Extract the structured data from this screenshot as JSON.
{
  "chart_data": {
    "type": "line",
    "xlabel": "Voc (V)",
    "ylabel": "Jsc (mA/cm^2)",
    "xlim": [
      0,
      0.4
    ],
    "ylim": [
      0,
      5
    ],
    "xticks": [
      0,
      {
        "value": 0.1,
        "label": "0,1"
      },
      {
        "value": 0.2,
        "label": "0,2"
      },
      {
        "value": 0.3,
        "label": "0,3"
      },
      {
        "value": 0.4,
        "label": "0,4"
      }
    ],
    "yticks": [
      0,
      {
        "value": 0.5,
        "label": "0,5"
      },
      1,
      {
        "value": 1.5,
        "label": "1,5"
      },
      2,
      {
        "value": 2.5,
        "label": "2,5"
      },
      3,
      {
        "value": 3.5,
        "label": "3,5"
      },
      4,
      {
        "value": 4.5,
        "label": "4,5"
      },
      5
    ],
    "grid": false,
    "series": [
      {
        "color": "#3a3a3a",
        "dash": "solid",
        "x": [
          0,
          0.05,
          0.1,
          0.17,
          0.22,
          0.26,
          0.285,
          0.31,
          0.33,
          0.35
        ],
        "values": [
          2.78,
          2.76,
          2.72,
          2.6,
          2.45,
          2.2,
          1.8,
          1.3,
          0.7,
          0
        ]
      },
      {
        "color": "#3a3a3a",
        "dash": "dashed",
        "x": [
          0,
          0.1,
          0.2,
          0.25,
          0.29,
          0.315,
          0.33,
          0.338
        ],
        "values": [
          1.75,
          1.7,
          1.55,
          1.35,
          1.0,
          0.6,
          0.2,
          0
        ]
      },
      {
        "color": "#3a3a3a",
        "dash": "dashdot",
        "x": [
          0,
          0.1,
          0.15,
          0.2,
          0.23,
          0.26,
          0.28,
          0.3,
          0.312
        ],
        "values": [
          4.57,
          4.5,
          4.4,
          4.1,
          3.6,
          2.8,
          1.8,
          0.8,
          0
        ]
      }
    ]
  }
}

*PROBLEM DETAILS:* Output a single number: how many lines contain the word "dash".

*FULL RESPONSE:* 3